[Written task] Take from the listing each line that has the string "text".

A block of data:
==========
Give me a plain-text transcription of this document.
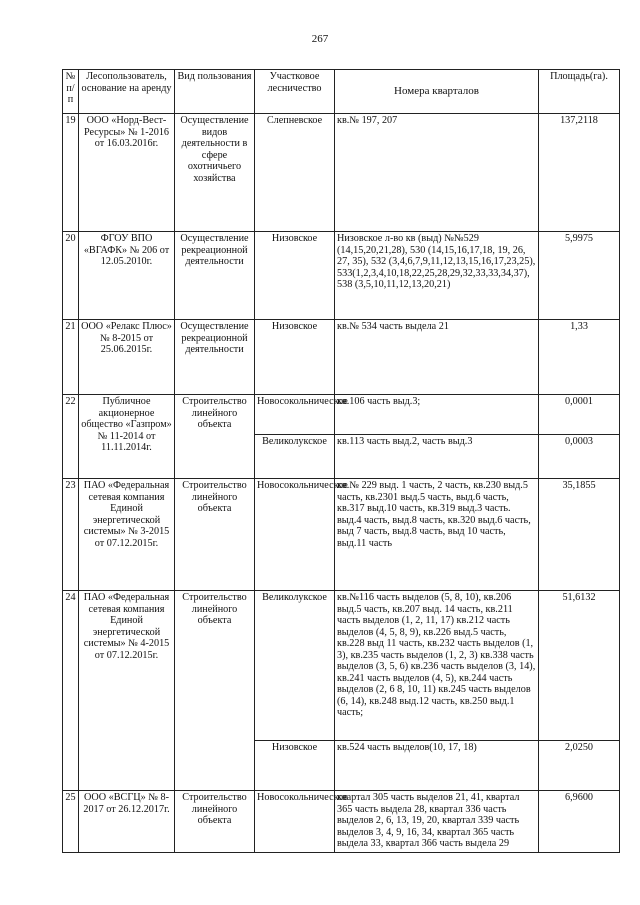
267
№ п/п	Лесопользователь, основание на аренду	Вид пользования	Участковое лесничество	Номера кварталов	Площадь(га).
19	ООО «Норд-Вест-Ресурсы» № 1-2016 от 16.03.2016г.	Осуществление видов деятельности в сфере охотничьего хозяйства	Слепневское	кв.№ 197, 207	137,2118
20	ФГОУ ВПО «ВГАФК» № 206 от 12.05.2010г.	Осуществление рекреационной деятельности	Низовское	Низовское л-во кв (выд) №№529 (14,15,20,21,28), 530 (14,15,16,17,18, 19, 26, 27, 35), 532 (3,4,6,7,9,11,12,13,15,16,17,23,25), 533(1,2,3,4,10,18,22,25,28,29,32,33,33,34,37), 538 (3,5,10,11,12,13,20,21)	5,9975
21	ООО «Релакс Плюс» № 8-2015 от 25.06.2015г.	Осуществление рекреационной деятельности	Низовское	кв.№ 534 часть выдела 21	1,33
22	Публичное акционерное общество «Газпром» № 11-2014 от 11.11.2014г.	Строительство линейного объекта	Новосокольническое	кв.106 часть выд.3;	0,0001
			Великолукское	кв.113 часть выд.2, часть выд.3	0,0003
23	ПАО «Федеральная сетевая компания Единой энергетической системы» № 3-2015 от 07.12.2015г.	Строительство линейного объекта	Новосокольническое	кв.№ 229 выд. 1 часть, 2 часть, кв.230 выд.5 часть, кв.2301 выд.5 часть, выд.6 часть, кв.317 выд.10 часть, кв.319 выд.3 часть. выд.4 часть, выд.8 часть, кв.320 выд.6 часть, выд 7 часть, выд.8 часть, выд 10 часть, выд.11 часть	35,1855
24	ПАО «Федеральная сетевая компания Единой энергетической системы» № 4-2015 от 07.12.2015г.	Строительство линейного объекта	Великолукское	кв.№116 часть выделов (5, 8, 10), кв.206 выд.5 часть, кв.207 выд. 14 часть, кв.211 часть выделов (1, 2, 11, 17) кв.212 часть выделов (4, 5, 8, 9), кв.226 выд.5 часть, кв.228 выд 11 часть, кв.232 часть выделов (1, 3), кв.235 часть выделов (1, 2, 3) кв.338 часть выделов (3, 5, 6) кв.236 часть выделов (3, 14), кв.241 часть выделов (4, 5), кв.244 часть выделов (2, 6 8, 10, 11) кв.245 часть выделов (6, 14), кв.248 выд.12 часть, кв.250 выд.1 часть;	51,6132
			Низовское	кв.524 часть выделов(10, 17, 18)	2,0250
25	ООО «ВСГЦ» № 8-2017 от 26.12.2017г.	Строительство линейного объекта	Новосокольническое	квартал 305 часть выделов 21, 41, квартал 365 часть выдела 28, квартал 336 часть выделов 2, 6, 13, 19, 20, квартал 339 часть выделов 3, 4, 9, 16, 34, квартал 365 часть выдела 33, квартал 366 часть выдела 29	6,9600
==========
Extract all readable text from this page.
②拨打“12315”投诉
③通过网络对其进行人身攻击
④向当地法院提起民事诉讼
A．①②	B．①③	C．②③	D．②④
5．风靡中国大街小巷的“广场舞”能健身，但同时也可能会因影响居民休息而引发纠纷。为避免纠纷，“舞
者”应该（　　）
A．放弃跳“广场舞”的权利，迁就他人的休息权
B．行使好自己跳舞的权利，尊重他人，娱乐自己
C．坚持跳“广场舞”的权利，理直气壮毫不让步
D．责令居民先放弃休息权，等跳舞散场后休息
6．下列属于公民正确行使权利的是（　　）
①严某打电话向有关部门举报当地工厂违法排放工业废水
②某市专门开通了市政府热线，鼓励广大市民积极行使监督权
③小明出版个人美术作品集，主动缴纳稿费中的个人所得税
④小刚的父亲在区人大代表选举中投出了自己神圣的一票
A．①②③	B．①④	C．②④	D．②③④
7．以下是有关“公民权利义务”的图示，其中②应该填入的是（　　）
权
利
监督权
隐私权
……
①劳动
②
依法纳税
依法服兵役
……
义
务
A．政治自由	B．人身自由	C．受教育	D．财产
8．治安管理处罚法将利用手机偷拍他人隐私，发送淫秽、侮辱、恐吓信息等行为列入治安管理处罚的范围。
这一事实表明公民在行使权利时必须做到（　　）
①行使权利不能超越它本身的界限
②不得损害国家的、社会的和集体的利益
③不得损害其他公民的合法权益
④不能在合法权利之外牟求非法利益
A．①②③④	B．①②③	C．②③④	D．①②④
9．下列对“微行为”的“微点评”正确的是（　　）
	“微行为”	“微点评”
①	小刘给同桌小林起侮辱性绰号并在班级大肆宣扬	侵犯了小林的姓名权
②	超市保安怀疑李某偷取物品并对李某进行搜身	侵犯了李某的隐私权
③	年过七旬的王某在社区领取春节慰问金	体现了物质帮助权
==========
[Reply]
Give me a plain-text transcription of this document.
Extract all readable text from this page.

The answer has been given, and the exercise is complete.